## What to produce
Search the records for the word "this" and pick out every line that has it.

[Extracted data entries]

------------------------

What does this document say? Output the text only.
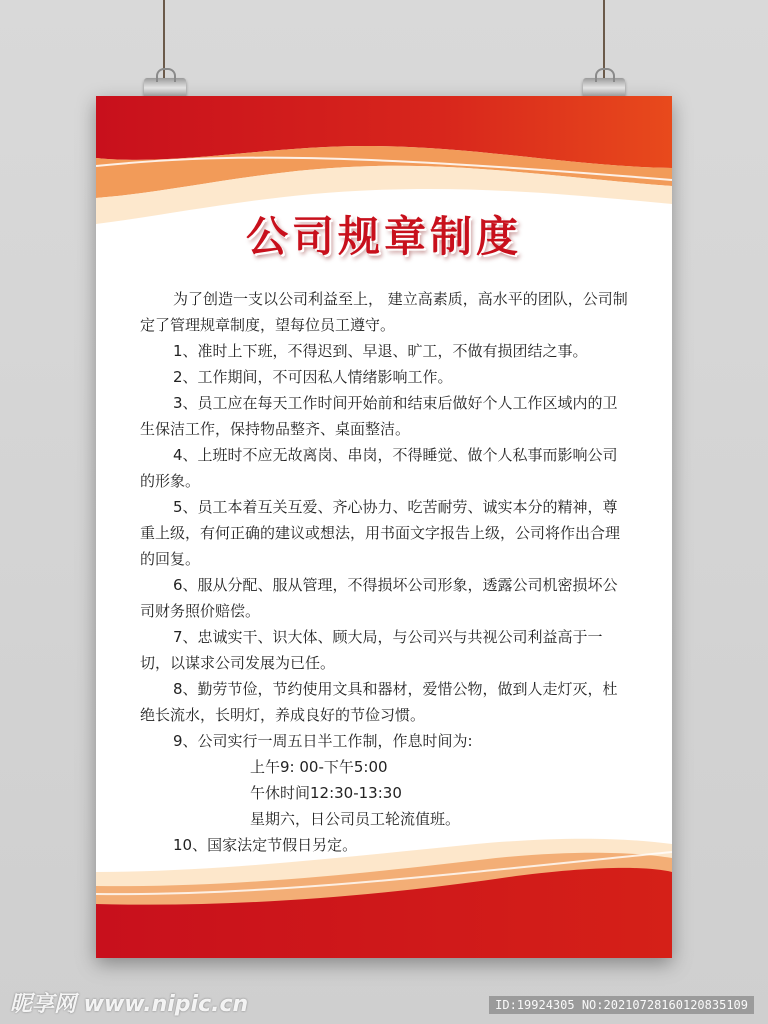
公司规章制度

为了创造一支以公司利益至上， 建立高素质，高水平的团队，公司制定了管理规章制度，望每位员工遵守。

1、准时上下班，不得迟到、早退、旷工，不做有损团结之事。

2、工作期间，不可因私人情绪影响工作。

3、员工应在每天工作时间开始前和结束后做好个人工作区域内的卫生保洁工作，保持物品整齐、桌面整洁。

4、上班时不应无故离岗、串岗，不得睡觉、做个人私事而影响公司的形象。

5、员工本着互关互爱、齐心协力、吃苦耐劳、诚实本分的精神，尊重上级，有何正确的建议或想法，用书面文字报告上级，公司将作出合理的回复。

6、服从分配、服从管理，不得损坏公司形象，透露公司机密损坏公司财务照价赔偿。

7、忠诚实干、识大体、顾大局，与公司兴与共视公司利益高于一切，以谋求公司发展为已任。

8、勤劳节俭，节约使用文具和器材，爱惜公物，做到人走灯灭，杜绝长流水，长明灯，养成良好的节俭习惯。

9、公司实行一周五日半工作制，作息时间为:

上午9: 00-下午5:00

午休时间12:30-13:30

星期六，日公司员工轮流值班。

10、国家法定节假日另定。

昵享网 www.nipic.cn	ID:19924305 NO:20210728160120835109
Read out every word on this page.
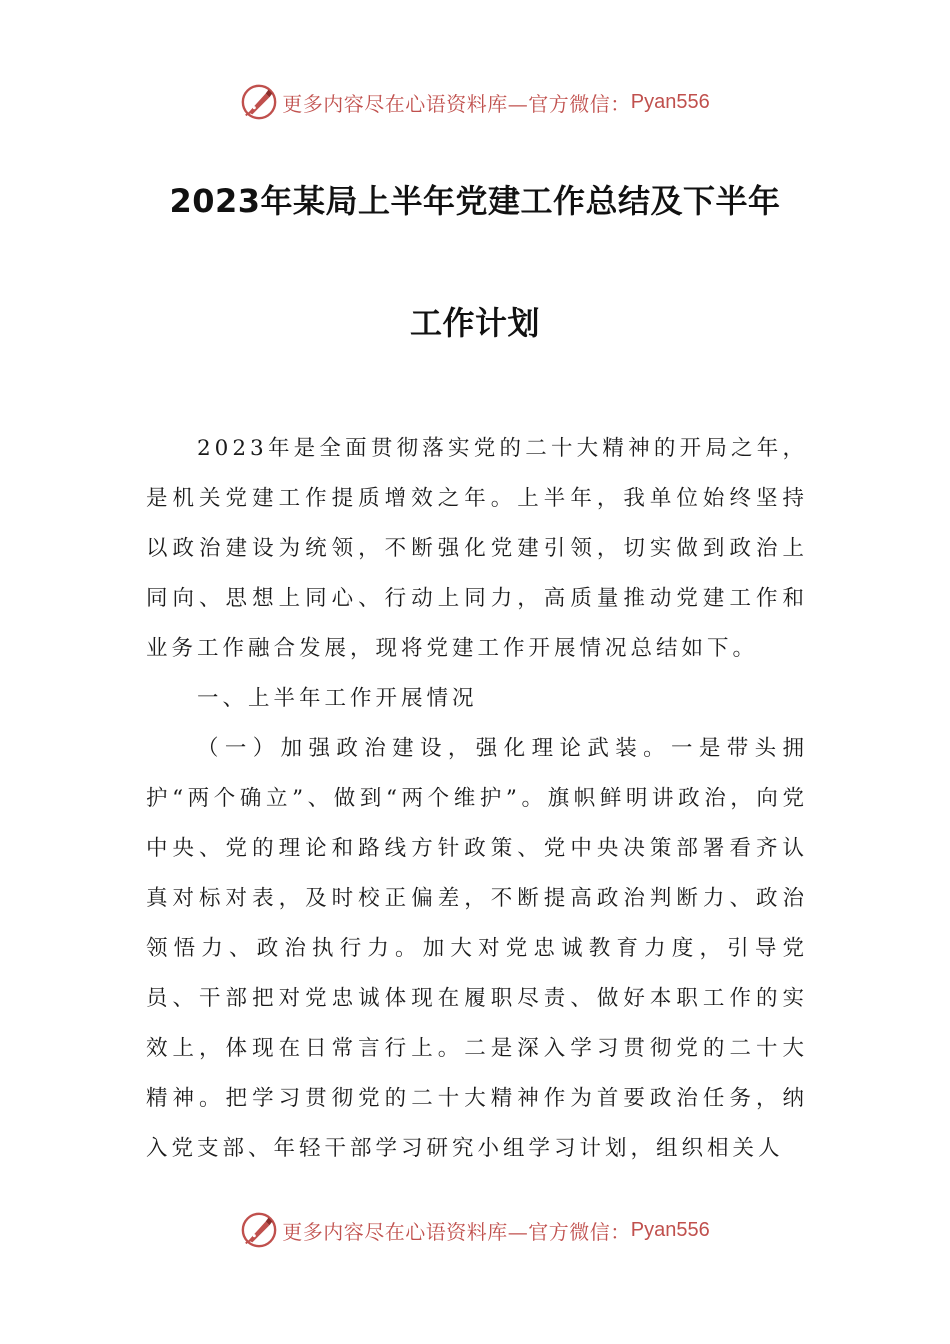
更多内容尽在心语资料库—官方微信： Pyan556
2023年某局上半年党建工作总结及下半年
工作计划

2023年是全面贯彻落实党的二十大精神的开局之年，是机关党建工作提质增效之年。上半年，我单位始终坚持以政治建设为统领，不断强化党建引领，切实做到政治上同向、思想上同心、行动上同力，高质量推动党建工作和业务工作融合发展，现将党建工作开展情况总结如下。

一、上半年工作开展情况

（一）加强政治建设，强化理论武装。一是带头拥护“两个确立”、做到“两个维护”。旗帜鲜明讲政治，向党中央、党的理论和路线方针政策、党中央决策部署看齐认真对标对表，及时校正偏差，不断提高政治判断力、政治领悟力、政治执行力。加大对党忠诚教育力度，引导党员、干部把对党忠诚体现在履职尽责、做好本职工作的实效上，体现在日常言行上。二是深入学习贯彻党的二十大精神。把学习贯彻党的二十大精神作为首要政治任务，纳入党支部、年轻干部学习研究小组学习计划，组织相关人

更多内容尽在心语资料库—官方微信： Pyan556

------------------------

## The response
What does this document say? Output the text only.
Read out every word on this page.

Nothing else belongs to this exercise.